* Given exercise: Please copy every line of the records below that holds the word "Organization".

* Items from a dataset:
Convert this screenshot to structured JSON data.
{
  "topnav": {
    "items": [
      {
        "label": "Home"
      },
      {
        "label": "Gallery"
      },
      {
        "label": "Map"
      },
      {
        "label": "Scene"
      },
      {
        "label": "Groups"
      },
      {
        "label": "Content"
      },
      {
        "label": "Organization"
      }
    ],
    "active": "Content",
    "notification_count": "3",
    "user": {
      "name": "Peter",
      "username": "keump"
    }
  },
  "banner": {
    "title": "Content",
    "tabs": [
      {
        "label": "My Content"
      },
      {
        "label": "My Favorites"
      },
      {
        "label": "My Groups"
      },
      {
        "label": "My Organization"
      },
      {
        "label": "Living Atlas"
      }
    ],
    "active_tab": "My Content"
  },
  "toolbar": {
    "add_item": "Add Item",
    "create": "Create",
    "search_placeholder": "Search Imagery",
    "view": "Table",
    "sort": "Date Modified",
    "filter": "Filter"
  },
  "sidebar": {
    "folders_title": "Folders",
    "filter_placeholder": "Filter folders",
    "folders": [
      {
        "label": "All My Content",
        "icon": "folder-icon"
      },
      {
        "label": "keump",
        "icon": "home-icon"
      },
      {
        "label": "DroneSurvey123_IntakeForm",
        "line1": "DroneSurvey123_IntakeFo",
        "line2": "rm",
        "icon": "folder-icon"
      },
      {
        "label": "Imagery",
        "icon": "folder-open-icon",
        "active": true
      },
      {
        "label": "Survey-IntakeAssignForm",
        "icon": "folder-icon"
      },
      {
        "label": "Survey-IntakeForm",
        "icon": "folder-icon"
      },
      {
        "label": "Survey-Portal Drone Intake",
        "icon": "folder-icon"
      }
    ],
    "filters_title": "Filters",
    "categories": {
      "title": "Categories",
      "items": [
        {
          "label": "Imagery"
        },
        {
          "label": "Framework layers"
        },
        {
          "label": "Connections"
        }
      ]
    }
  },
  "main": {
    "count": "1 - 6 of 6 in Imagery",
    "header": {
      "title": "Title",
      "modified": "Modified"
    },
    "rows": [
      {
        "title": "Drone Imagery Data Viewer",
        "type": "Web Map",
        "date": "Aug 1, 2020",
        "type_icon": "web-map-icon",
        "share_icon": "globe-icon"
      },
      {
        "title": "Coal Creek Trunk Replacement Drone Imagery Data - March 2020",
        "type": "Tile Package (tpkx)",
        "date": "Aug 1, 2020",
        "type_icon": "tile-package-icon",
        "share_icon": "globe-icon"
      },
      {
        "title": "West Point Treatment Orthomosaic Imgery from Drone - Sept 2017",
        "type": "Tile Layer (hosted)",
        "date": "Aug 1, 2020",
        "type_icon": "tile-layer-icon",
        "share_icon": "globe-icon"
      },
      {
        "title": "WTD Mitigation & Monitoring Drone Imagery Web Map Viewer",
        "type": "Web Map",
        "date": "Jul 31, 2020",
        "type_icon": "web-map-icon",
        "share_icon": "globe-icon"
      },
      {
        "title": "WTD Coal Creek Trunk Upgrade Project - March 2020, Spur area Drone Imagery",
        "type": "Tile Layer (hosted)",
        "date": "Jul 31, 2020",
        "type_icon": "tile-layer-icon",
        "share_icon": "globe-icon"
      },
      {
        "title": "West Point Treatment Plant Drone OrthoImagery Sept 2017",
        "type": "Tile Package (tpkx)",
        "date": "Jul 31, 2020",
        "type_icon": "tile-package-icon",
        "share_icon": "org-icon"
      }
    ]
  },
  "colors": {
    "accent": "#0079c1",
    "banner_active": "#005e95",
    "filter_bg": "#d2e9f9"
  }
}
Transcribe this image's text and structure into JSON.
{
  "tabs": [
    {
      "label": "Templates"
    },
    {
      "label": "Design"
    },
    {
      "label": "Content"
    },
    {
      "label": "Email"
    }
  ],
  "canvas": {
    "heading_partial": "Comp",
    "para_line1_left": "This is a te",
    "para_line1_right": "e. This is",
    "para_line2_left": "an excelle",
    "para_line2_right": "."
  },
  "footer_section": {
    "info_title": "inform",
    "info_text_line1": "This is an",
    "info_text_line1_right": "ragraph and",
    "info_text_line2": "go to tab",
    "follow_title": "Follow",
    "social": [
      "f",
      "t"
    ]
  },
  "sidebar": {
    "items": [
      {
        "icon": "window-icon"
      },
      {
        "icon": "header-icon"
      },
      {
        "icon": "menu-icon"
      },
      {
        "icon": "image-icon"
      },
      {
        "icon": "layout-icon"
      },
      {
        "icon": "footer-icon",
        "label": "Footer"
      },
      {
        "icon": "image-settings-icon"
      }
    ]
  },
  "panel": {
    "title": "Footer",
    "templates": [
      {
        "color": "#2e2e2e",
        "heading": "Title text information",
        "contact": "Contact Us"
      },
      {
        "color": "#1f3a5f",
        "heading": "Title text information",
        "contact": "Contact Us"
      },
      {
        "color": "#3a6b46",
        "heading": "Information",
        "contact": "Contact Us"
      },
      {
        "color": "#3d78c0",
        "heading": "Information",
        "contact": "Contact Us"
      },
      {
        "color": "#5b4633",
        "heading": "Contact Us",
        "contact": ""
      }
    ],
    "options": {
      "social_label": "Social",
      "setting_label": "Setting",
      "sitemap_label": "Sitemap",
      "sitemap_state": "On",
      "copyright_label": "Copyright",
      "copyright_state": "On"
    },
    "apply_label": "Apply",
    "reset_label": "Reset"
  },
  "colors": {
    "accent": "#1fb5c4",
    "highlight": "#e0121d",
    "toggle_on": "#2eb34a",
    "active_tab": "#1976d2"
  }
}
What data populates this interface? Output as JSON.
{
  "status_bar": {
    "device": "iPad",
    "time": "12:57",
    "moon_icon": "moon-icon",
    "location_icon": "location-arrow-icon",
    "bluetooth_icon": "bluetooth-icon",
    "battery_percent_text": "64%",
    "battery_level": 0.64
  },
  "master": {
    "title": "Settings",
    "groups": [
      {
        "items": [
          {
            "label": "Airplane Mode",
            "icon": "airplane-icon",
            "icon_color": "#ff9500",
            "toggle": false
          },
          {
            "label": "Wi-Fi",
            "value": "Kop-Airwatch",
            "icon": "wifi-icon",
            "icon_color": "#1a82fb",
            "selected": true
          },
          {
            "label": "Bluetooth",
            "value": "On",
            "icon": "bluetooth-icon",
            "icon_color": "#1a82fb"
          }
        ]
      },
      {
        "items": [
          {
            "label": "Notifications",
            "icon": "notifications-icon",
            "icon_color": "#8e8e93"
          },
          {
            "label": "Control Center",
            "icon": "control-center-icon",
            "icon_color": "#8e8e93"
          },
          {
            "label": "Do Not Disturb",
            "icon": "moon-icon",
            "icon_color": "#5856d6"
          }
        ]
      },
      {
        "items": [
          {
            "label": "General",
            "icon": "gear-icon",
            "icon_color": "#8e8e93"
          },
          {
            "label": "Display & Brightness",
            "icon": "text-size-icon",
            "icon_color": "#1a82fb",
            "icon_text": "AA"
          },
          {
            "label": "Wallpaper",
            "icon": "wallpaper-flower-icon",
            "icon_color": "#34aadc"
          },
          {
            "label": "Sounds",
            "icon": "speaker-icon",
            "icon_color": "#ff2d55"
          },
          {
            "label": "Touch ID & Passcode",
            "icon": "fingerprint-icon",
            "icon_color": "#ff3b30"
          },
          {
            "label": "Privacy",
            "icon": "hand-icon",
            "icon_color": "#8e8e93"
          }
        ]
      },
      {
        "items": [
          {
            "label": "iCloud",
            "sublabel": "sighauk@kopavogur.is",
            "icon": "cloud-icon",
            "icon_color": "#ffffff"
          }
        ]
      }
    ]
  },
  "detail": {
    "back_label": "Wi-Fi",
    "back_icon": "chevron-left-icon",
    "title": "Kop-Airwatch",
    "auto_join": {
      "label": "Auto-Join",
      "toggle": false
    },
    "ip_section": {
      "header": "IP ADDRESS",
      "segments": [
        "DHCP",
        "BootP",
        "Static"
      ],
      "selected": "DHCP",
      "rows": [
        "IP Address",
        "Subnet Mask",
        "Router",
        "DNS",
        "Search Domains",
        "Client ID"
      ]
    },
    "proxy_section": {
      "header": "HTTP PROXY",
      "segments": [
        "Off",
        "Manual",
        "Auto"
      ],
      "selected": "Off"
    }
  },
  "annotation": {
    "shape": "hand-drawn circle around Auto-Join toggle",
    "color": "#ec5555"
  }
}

* Final answer:
        "label": "Organization"
        "label": "My Organization"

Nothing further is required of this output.